• **Given exercise**
Below is a listing to transcribe in full and exactly; keep the pictures out.

• **Working data**
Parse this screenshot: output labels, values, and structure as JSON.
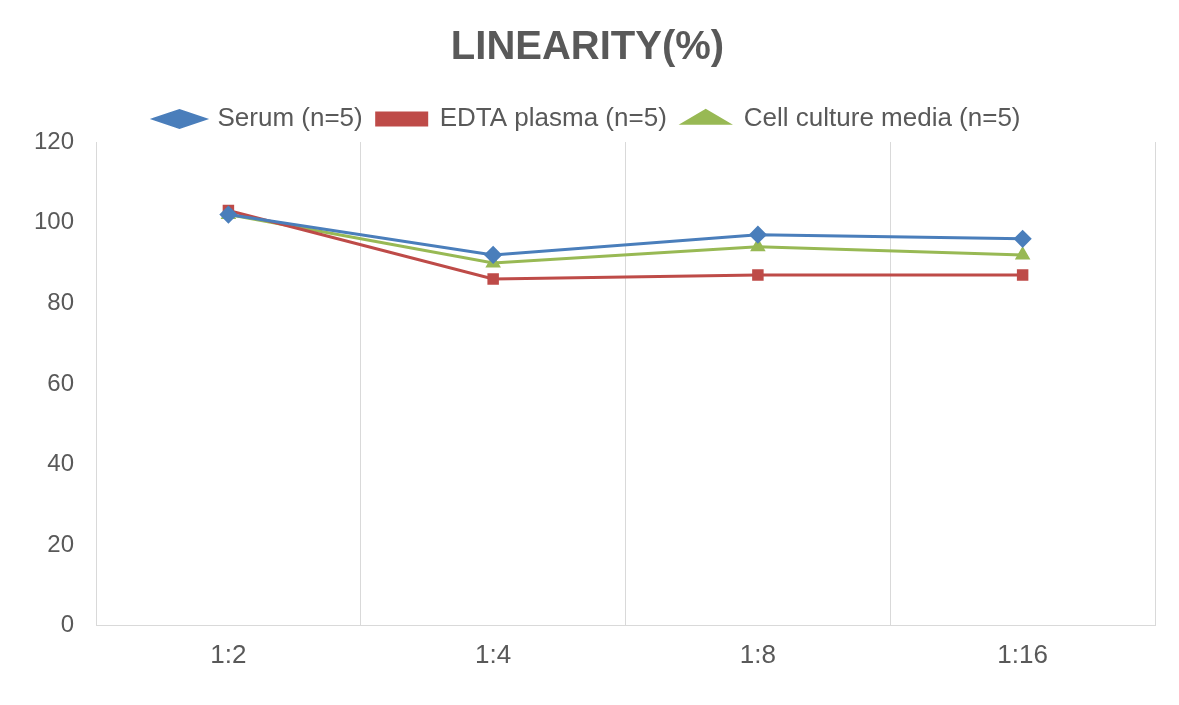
{
  "chart_data": {
    "type": "line",
    "title": "LINEARITY(%)",
    "categories": [
      "1:2",
      "1:4",
      "1:8",
      "1:16"
    ],
    "series": [
      {
        "name": "Serum (n=5)",
        "color": "#4a7ebb",
        "marker": "diamond",
        "values": [
          102,
          92,
          97,
          96
        ]
      },
      {
        "name": "EDTA plasma (n=5)",
        "color": "#be4b48",
        "marker": "square",
        "values": [
          103,
          86,
          87,
          87
        ]
      },
      {
        "name": "Cell culture media (n=5)",
        "color": "#98b954",
        "marker": "triangle",
        "values": [
          102,
          90,
          94,
          92
        ]
      }
    ],
    "ylim": [
      0,
      120
    ],
    "yticks": [
      0,
      20,
      40,
      60,
      80,
      100,
      120
    ],
    "grid": true,
    "legend": "top"
  }
}
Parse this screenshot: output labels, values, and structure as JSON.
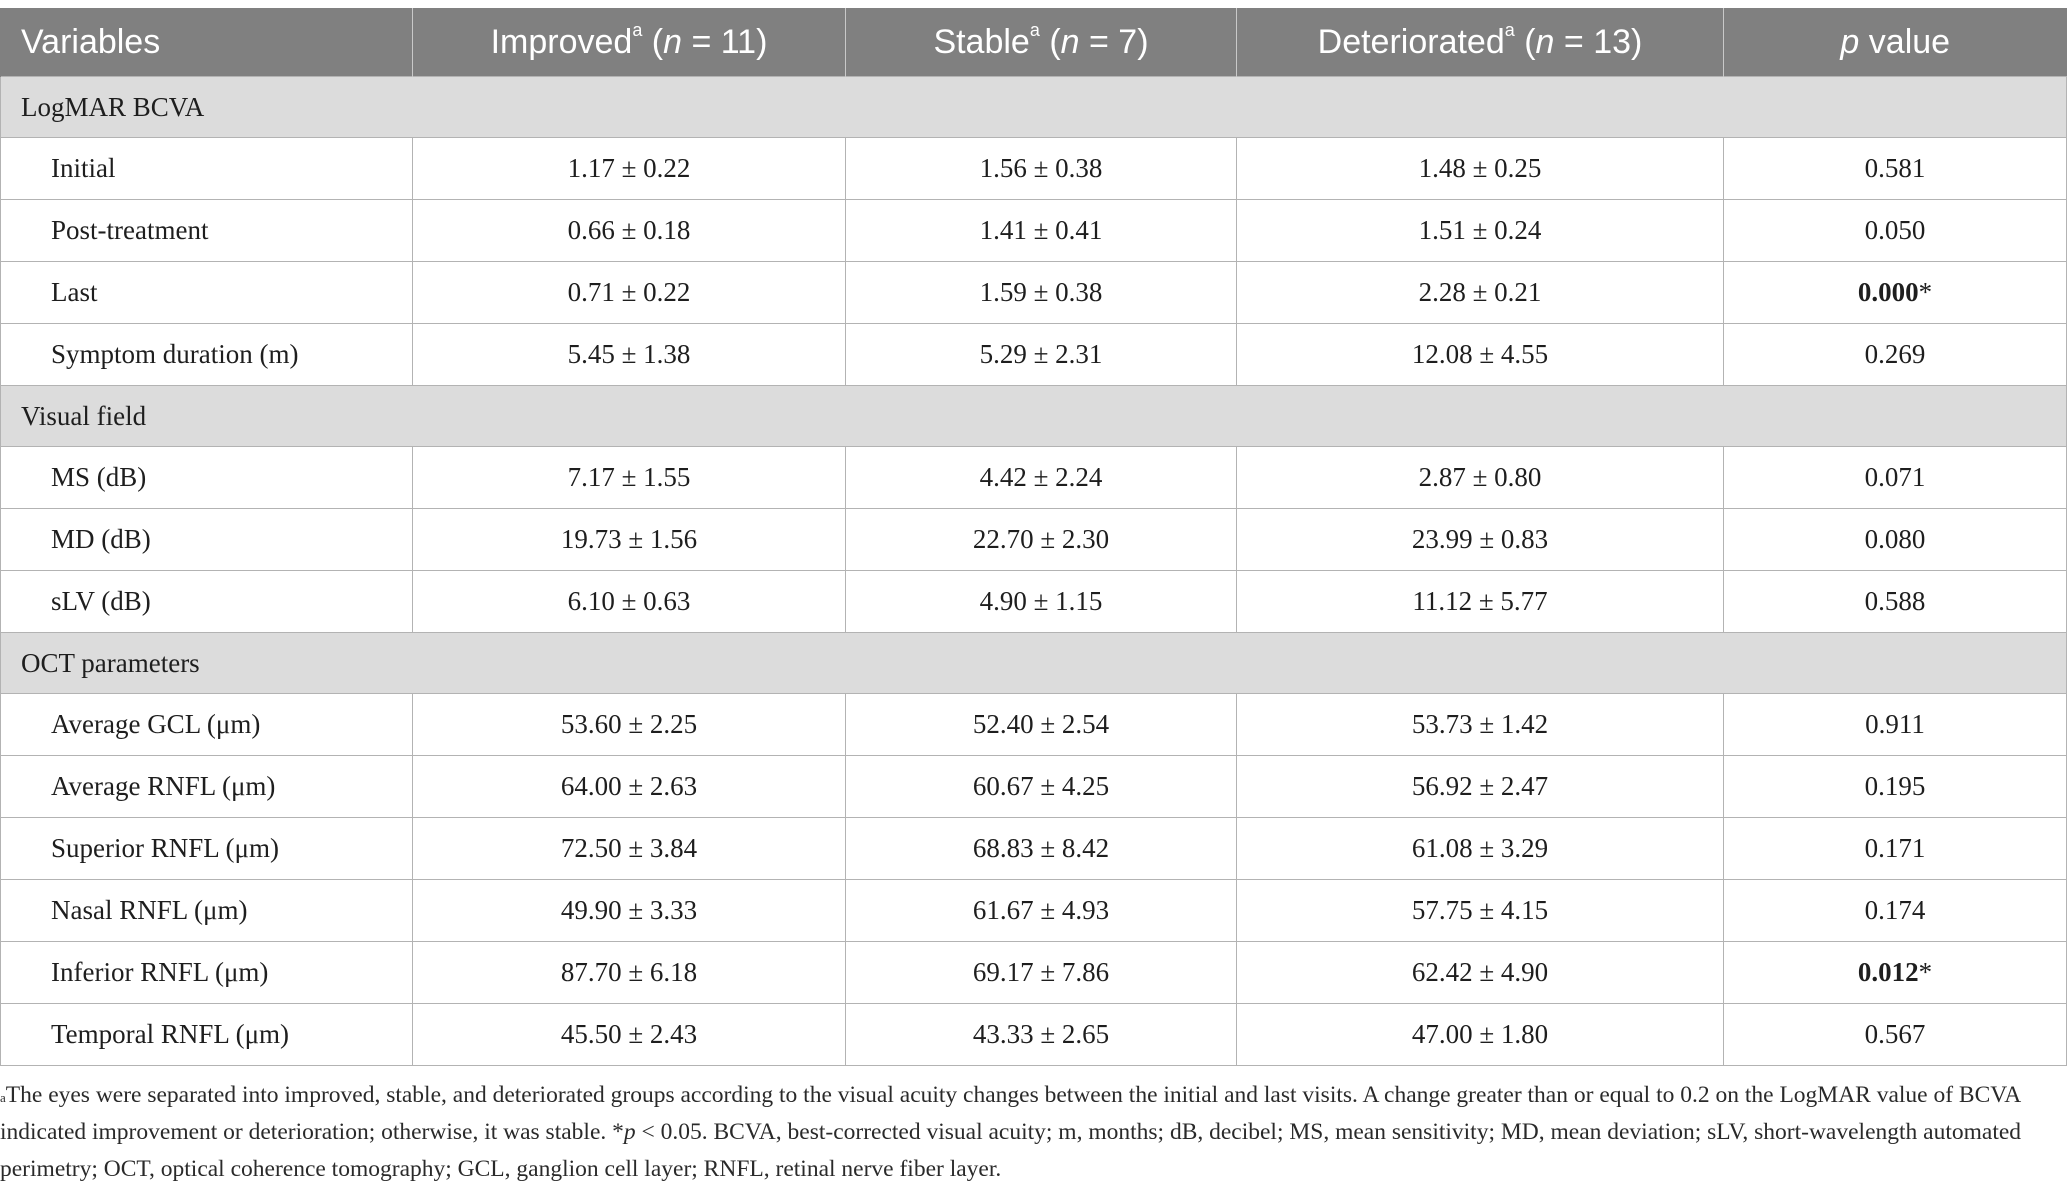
{
  "header": {
    "variables": "Variables",
    "improved": "Improved",
    "improved_n": "(n = 11)",
    "stable": "Stable",
    "stable_n": "(n = 7)",
    "deteriorated": "Deteriorated",
    "deteriorated_n": "(n = 13)",
    "p_value": "p value",
    "sup": "a"
  },
  "sections": [
    {
      "title": "LogMAR BCVA",
      "rows": [
        {
          "label": "Initial",
          "improved": "1.17 ± 0.22",
          "stable": "1.56 ± 0.38",
          "deteriorated": "1.48 ± 0.25",
          "p": "0.581",
          "p_bold": "",
          "star": ""
        },
        {
          "label": "Post-treatment",
          "improved": "0.66 ± 0.18",
          "stable": "1.41 ± 0.41",
          "deteriorated": "1.51 ± 0.24",
          "p": "0.050",
          "p_bold": "",
          "star": ""
        },
        {
          "label": "Last",
          "improved": "0.71 ± 0.22",
          "stable": "1.59 ± 0.38",
          "deteriorated": "2.28 ± 0.21",
          "p": "",
          "p_bold": "0.000",
          "star": "*"
        },
        {
          "label": "Symptom duration (m)",
          "improved": "5.45 ± 1.38",
          "stable": "5.29 ± 2.31",
          "deteriorated": "12.08 ± 4.55",
          "p": "0.269",
          "p_bold": "",
          "star": ""
        }
      ]
    },
    {
      "title": "Visual field",
      "rows": [
        {
          "label": "MS (dB)",
          "improved": "7.17 ± 1.55",
          "stable": "4.42 ± 2.24",
          "deteriorated": "2.87 ± 0.80",
          "p": "0.071",
          "p_bold": "",
          "star": ""
        },
        {
          "label": "MD (dB)",
          "improved": "19.73 ± 1.56",
          "stable": "22.70 ± 2.30",
          "deteriorated": "23.99 ± 0.83",
          "p": "0.080",
          "p_bold": "",
          "star": ""
        },
        {
          "label": "sLV (dB)",
          "improved": "6.10 ± 0.63",
          "stable": "4.90 ± 1.15",
          "deteriorated": "11.12 ± 5.77",
          "p": "0.588",
          "p_bold": "",
          "star": ""
        }
      ]
    },
    {
      "title": "OCT parameters",
      "rows": [
        {
          "label": "Average GCL (μm)",
          "improved": "53.60 ± 2.25",
          "stable": "52.40 ± 2.54",
          "deteriorated": "53.73 ± 1.42",
          "p": "0.911",
          "p_bold": "",
          "star": ""
        },
        {
          "label": "Average RNFL (μm)",
          "improved": "64.00 ± 2.63",
          "stable": "60.67 ± 4.25",
          "deteriorated": "56.92 ± 2.47",
          "p": "0.195",
          "p_bold": "",
          "star": ""
        },
        {
          "label": "Superior RNFL (μm)",
          "improved": "72.50 ± 3.84",
          "stable": "68.83 ± 8.42",
          "deteriorated": "61.08 ± 3.29",
          "p": "0.171",
          "p_bold": "",
          "star": ""
        },
        {
          "label": "Nasal RNFL (μm)",
          "improved": "49.90 ± 3.33",
          "stable": "61.67 ± 4.93",
          "deteriorated": "57.75 ± 4.15",
          "p": "0.174",
          "p_bold": "",
          "star": ""
        },
        {
          "label": "Inferior RNFL (μm)",
          "improved": "87.70 ± 6.18",
          "stable": "69.17 ± 7.86",
          "deteriorated": "62.42 ± 4.90",
          "p": "",
          "p_bold": "0.012",
          "star": "*"
        },
        {
          "label": "Temporal RNFL (μm)",
          "improved": "45.50 ± 2.43",
          "stable": "43.33 ± 2.65",
          "deteriorated": "47.00 ± 1.80",
          "p": "0.567",
          "p_bold": "",
          "star": ""
        }
      ]
    }
  ],
  "footnote": {
    "marker": "a",
    "text": "The eyes were separated into improved, stable, and deteriorated groups according to the visual acuity changes between the initial and last visits. A change greater than or equal to 0.2 on the LogMAR value of BCVA indicated improvement or deterioration; otherwise, it was stable. *p < 0.05. BCVA, best-corrected visual acuity; m, months; dB, decibel; MS, mean sensitivity; MD, mean deviation; sLV, short-wavelength automated perimetry; OCT, optical coherence tomography; GCL, ganglion cell layer; RNFL, retinal nerve fiber layer."
  }
}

• **Answer to this problem**
Parse this screenshot: output labels, values, and structure as JSON.
{
  "chart_data": {
    "type": "line",
    "title": "LINEARITY(%)",
    "categories": [
      "1:2",
      "1:4",
      "1:8",
      "1:16"
    ],
    "series": [
      {
        "name": "Serum (n=5)",
        "color": "#4a7ebb",
        "marker": "diamond",
        "values": [
          102,
          92,
          97,
          96
        ]
      },
      {
        "name": "EDTA plasma (n=5)",
        "color": "#be4b48",
        "marker": "square",
        "values": [
          103,
          86,
          87,
          87
        ]
      },
      {
        "name": "Cell culture media (n=5)",
        "color": "#98b954",
        "marker": "triangle",
        "values": [
          102,
          90,
          94,
          92
        ]
      }
    ],
    "ylim": [
      0,
      120
    ],
    "yticks": [
      0,
      20,
      40,
      60,
      80,
      100,
      120
    ],
    "grid": true,
    "legend": "top"
  }
}
Parse this screenshot: output labels, values, and structure as JSON.
{
  "header": {
    "variables": "Variables",
    "improved": "Improved",
    "improved_n": "(n = 11)",
    "stable": "Stable",
    "stable_n": "(n = 7)",
    "deteriorated": "Deteriorated",
    "deteriorated_n": "(n = 13)",
    "p_value": "p value",
    "sup": "a"
  },
  "sections": [
    {
      "title": "LogMAR BCVA",
      "rows": [
        {
          "label": "Initial",
          "improved": "1.17 ± 0.22",
          "stable": "1.56 ± 0.38",
          "deteriorated": "1.48 ± 0.25",
          "p": "0.581",
          "p_bold": "",
          "star": ""
        },
        {
          "label": "Post-treatment",
          "improved": "0.66 ± 0.18",
          "stable": "1.41 ± 0.41",
          "deteriorated": "1.51 ± 0.24",
          "p": "0.050",
          "p_bold": "",
          "star": ""
        },
        {
          "label": "Last",
          "improved": "0.71 ± 0.22",
          "stable": "1.59 ± 0.38",
          "deteriorated": "2.28 ± 0.21",
          "p": "",
          "p_bold": "0.000",
          "star": "*"
        },
        {
          "label": "Symptom duration (m)",
          "improved": "5.45 ± 1.38",
          "stable": "5.29 ± 2.31",
          "deteriorated": "12.08 ± 4.55",
          "p": "0.269",
          "p_bold": "",
          "star": ""
        }
      ]
    },
    {
      "title": "Visual field",
      "rows": [
        {
          "label": "MS (dB)",
          "improved": "7.17 ± 1.55",
          "stable": "4.42 ± 2.24",
          "deteriorated": "2.87 ± 0.80",
          "p": "0.071",
          "p_bold": "",
          "star": ""
        },
        {
          "label": "MD (dB)",
          "improved": "19.73 ± 1.56",
          "stable": "22.70 ± 2.30",
          "deteriorated": "23.99 ± 0.83",
          "p": "0.080",
          "p_bold": "",
          "star": ""
        },
        {
          "label": "sLV (dB)",
          "improved": "6.10 ± 0.63",
          "stable": "4.90 ± 1.15",
          "deteriorated": "11.12 ± 5.77",
          "p": "0.588",
          "p_bold": "",
          "star": ""
        }
      ]
    },
    {
      "title": "OCT parameters",
      "rows": [
        {
          "label": "Average GCL (μm)",
          "improved": "53.60 ± 2.25",
          "stable": "52.40 ± 2.54",
          "deteriorated": "53.73 ± 1.42",
          "p": "0.911",
          "p_bold": "",
          "star": ""
        },
        {
          "label": "Average RNFL (μm)",
          "improved": "64.00 ± 2.63",
          "stable": "60.67 ± 4.25",
          "deteriorated": "56.92 ± 2.47",
          "p": "0.195",
          "p_bold": "",
          "star": ""
        },
        {
          "label": "Superior RNFL (μm)",
          "improved": "72.50 ± 3.84",
          "stable": "68.83 ± 8.42",
          "deteriorated": "61.08 ± 3.29",
          "p": "0.171",
          "p_bold": "",
          "star": ""
        },
        {
          "label": "Nasal RNFL (μm)",
          "improved": "49.90 ± 3.33",
          "stable": "61.67 ± 4.93",
          "deteriorated": "57.75 ± 4.15",
          "p": "0.174",
          "p_bold": "",
          "star": ""
        },
        {
          "label": "Inferior RNFL (μm)",
          "improved": "87.70 ± 6.18",
          "stable": "69.17 ± 7.86",
          "deteriorated": "62.42 ± 4.90",
          "p": "",
          "p_bold": "0.012",
          "star": "*"
        },
        {
          "label": "Temporal RNFL (μm)",
          "improved": "45.50 ± 2.43",
          "stable": "43.33 ± 2.65",
          "deteriorated": "47.00 ± 1.80",
          "p": "0.567",
          "p_bold": "",
          "star": ""
        }
      ]
    }
  ],
  "footnote": {
    "marker": "a",
    "text": "The eyes were separated into improved, stable, and deteriorated groups according to the visual acuity changes between the initial and last visits. A change greater than or equal to 0.2 on the LogMAR value of BCVA indicated improvement or deterioration; otherwise, it was stable. *p < 0.05. BCVA, best-corrected visual acuity; m, months; dB, decibel; MS, mean sensitivity; MD, mean deviation; sLV, short-wavelength automated perimetry; OCT, optical coherence tomography; GCL, ganglion cell layer; RNFL, retinal nerve fiber layer."
  }
}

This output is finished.